### [STORED ROWS]
## begin

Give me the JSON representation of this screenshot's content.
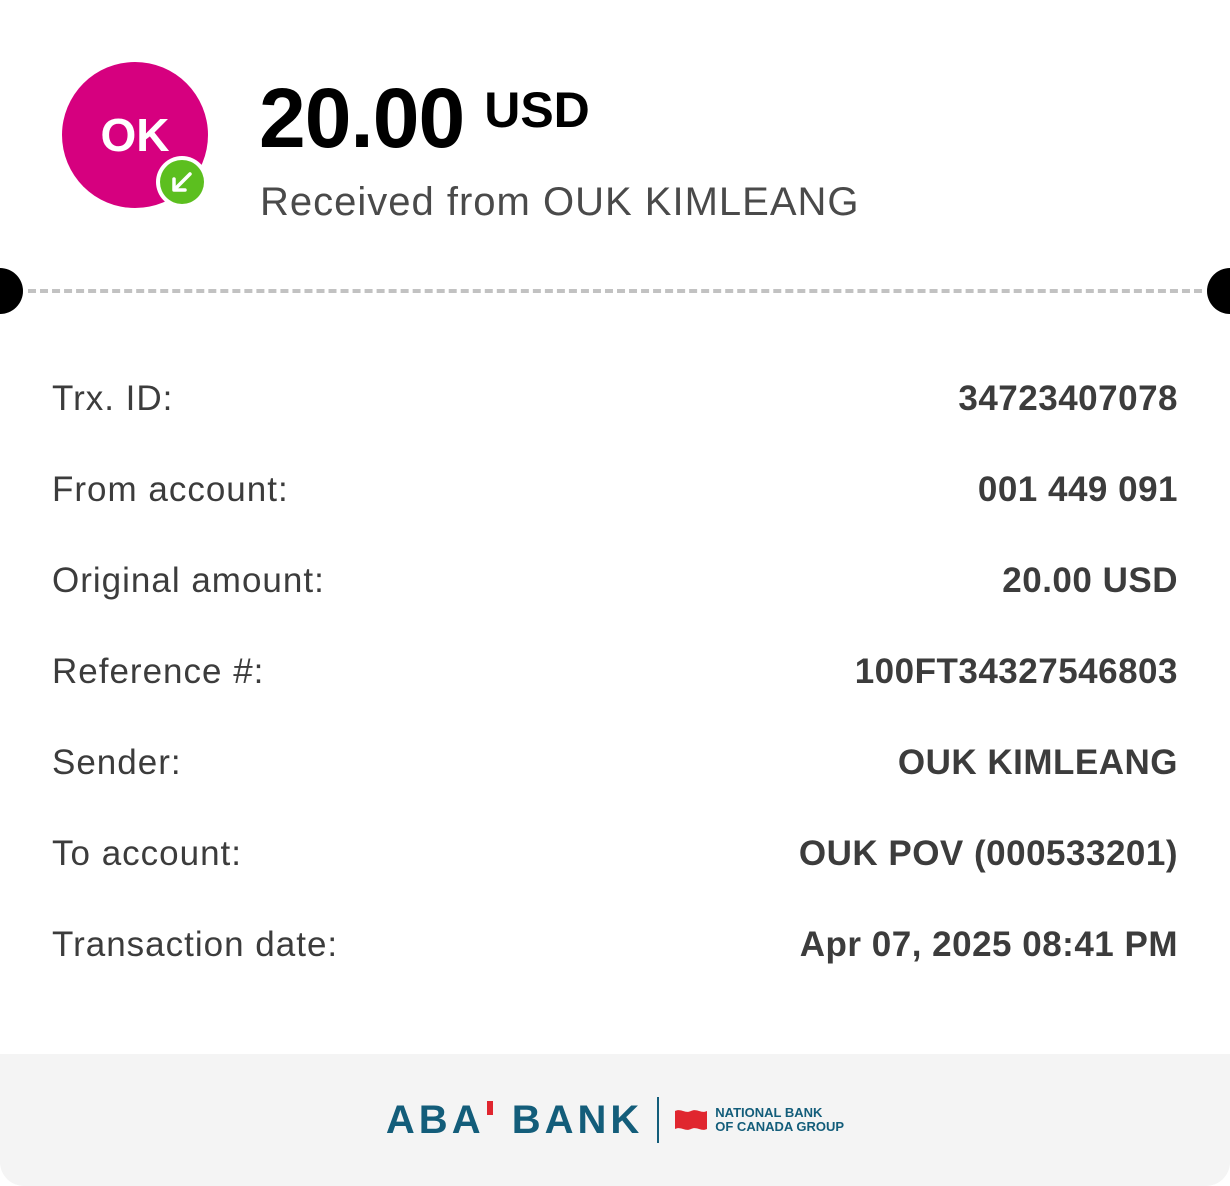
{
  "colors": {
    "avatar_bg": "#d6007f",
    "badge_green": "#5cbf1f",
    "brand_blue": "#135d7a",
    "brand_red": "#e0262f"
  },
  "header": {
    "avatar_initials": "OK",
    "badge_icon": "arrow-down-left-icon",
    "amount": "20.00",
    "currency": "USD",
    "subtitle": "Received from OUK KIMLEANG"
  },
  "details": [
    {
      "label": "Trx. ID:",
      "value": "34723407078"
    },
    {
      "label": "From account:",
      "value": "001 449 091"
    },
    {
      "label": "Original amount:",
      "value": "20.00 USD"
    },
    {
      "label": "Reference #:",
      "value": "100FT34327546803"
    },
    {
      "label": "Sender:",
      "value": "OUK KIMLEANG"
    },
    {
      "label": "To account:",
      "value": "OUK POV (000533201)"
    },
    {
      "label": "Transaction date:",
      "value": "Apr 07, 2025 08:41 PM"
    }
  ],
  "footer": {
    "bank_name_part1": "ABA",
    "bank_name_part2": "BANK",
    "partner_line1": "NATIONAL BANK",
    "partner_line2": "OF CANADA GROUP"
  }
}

## end

### [WHAT IS ASKED]
Search the entries for the word "value" and pick out every line that holds it.

### [RESPONSE TO THIS TASK]
      "value": "34723407078"
      "value": "001 449 091"
      "value": "20.00 USD"
      "value": "100FT34327546803"
      "value": "OUK KIMLEANG"
      "value": "OUK POV (000533201)"
      "value": "Apr 07, 2025 08:41 PM"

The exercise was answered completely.